-------- Input rows

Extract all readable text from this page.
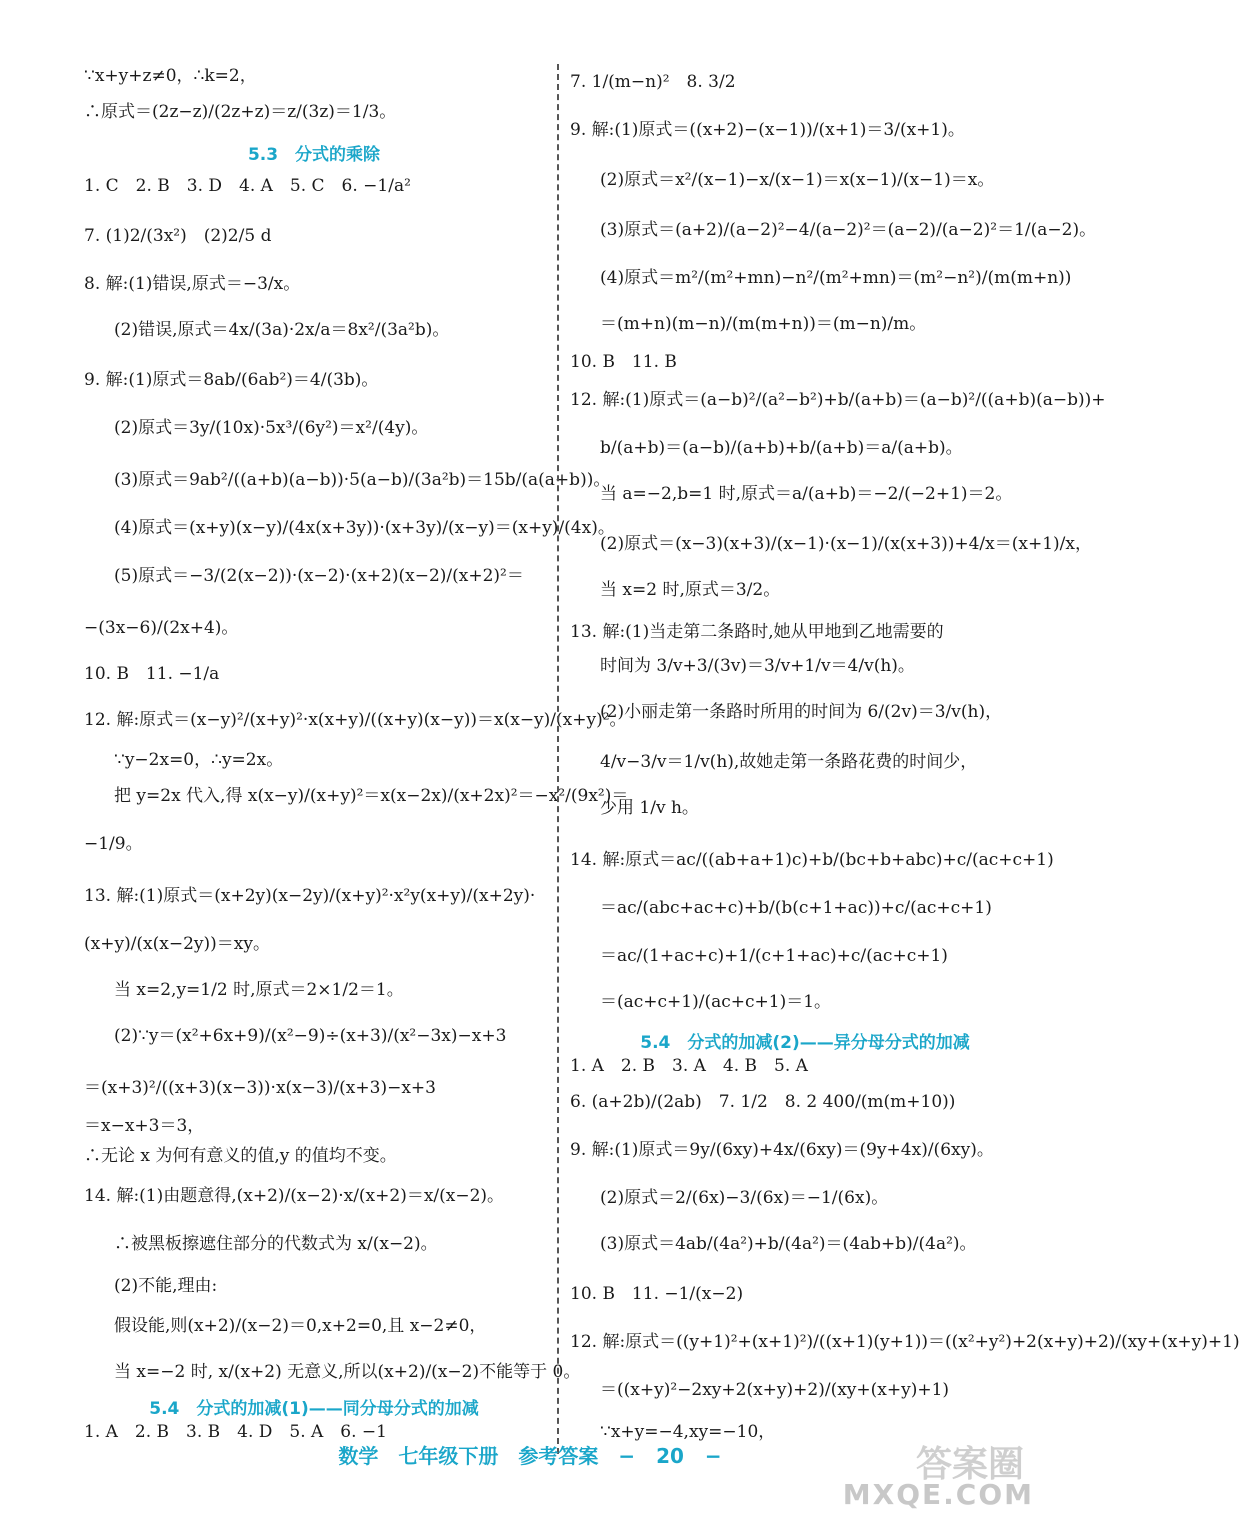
∵x+y+z≠0，∴k=2，
∴原式＝(2z−z)/(2z+z)＝z/(3z)＝1/3。
5.3　分式的乘除
1. C　2. B　3. D　4. A　5. C　6. −1/a²
7. (1)2/(3x²)　(2)2/5 d
8. 解:(1)错误,原式＝−3/x。
(2)错误,原式＝4x/(3a)·2x/a＝8x²/(3a²b)。
9. 解:(1)原式＝8ab/(6ab²)＝4/(3b)。
(2)原式＝3y/(10x)·5x³/(6y²)＝x²/(4y)。
(3)原式＝9ab²/((a+b)(a−b))·5(a−b)/(3a²b)＝15b/(a(a+b))。
(4)原式＝(x+y)(x−y)/(4x(x+3y))·(x+3y)/(x−y)＝(x+y)/(4x)。
(5)原式＝−3/(2(x−2))·(x−2)·(x+2)(x−2)/(x+2)²＝
−(3x−6)/(2x+4)。
10. B　11. −1/a
12. 解:原式＝(x−y)²/(x+y)²·x(x+y)/((x+y)(x−y))＝x(x−y)/(x+y)²。
∵y−2x=0，∴y=2x。
把 y=2x 代入,得 x(x−y)/(x+y)²＝x(x−2x)/(x+2x)²＝−x²/(9x²)＝
−1/9。
13. 解:(1)原式＝(x+2y)(x−2y)/(x+y)²·x²y(x+y)/(x+2y)·
(x+y)/(x(x−2y))＝xy。
当 x=2,y=1/2 时,原式＝2×1/2＝1。
(2)∵y＝(x²+6x+9)/(x²−9)÷(x+3)/(x²−3x)−x+3
＝(x+3)²/((x+3)(x−3))·x(x−3)/(x+3)−x+3
＝x−x+3＝3，
∴无论 x 为何有意义的值,y 的值均不变。
14. 解:(1)由题意得,(x+2)/(x−2)·x/(x+2)＝x/(x−2)。
∴被黑板擦遮住部分的代数式为 x/(x−2)。
(2)不能,理由:
假设能,则(x+2)/(x−2)＝0,x+2=0,且 x−2≠0，
当 x=−2 时, x/(x+2) 无意义,所以(x+2)/(x−2)不能等于 0。
5.4　分式的加减(1)——同分母分式的加减
1. A　2. B　3. B　4. D　5. A　6. −1
7. 1/(m−n)²　8. 3/2
9. 解:(1)原式＝((x+2)−(x−1))/(x+1)＝3/(x+1)。
(2)原式＝x²/(x−1)−x/(x−1)＝x(x−1)/(x−1)＝x。
(3)原式＝(a+2)/(a−2)²−4/(a−2)²＝(a−2)/(a−2)²＝1/(a−2)。
(4)原式＝m²/(m²+mn)−n²/(m²+mn)＝(m²−n²)/(m(m+n))
＝(m+n)(m−n)/(m(m+n))＝(m−n)/m。
10. B　11. B
12. 解:(1)原式＝(a−b)²/(a²−b²)+b/(a+b)＝(a−b)²/((a+b)(a−b))+
b/(a+b)＝(a−b)/(a+b)+b/(a+b)＝a/(a+b)。
当 a=−2,b=1 时,原式＝a/(a+b)＝−2/(−2+1)＝2。
(2)原式＝(x−3)(x+3)/(x−1)·(x−1)/(x(x+3))+4/x＝(x+1)/x，
当 x=2 时,原式＝3/2。
13. 解:(1)当走第二条路时,她从甲地到乙地需要的
时间为 3/v+3/(3v)＝3/v+1/v＝4/v(h)。
(2)小丽走第一条路时所用的时间为 6/(2v)＝3/v(h)，
4/v−3/v＝1/v(h),故她走第一条路花费的时间少，
少用 1/v h。
14. 解:原式＝ac/((ab+a+1)c)+b/(bc+b+abc)+c/(ac+c+1)
＝ac/(abc+ac+c)+b/(b(c+1+ac))+c/(ac+c+1)
＝ac/(1+ac+c)+1/(c+1+ac)+c/(ac+c+1)
＝(ac+c+1)/(ac+c+1)＝1。
5.4　分式的加减(2)——异分母分式的加减
1. A　2. B　3. A　4. B　5. A
6. (a+2b)/(2ab)　7. 1/2　8. 2 400/(m(m+10))
9. 解:(1)原式＝9y/(6xy)+4x/(6xy)＝(9y+4x)/(6xy)。
(2)原式＝2/(6x)−3/(6x)＝−1/(6x)。
(3)原式＝4ab/(4a²)+b/(4a²)＝(4ab+b)/(4a²)。
10. B　11. −1/(x−2)
12. 解:原式＝((y+1)²+(x+1)²)/((x+1)(y+1))＝((x²+y²)+2(x+y)+2)/(xy+(x+y)+1)
＝((x+y)²−2xy+2(x+y)+2)/(xy+(x+y)+1)
∵x+y=−4,xy=−10，
数学　七年级下册　参考答案　− 20 −	答案圈
MXQE.COM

----------------

▸ **Task to carry out**: Look over the material above and show each line where "分式的加减" appears.

▸ **Task answer**:
5.4　分式的加减(1)——同分母分式的加减
5.4　分式的加减(2)——异分母分式的加减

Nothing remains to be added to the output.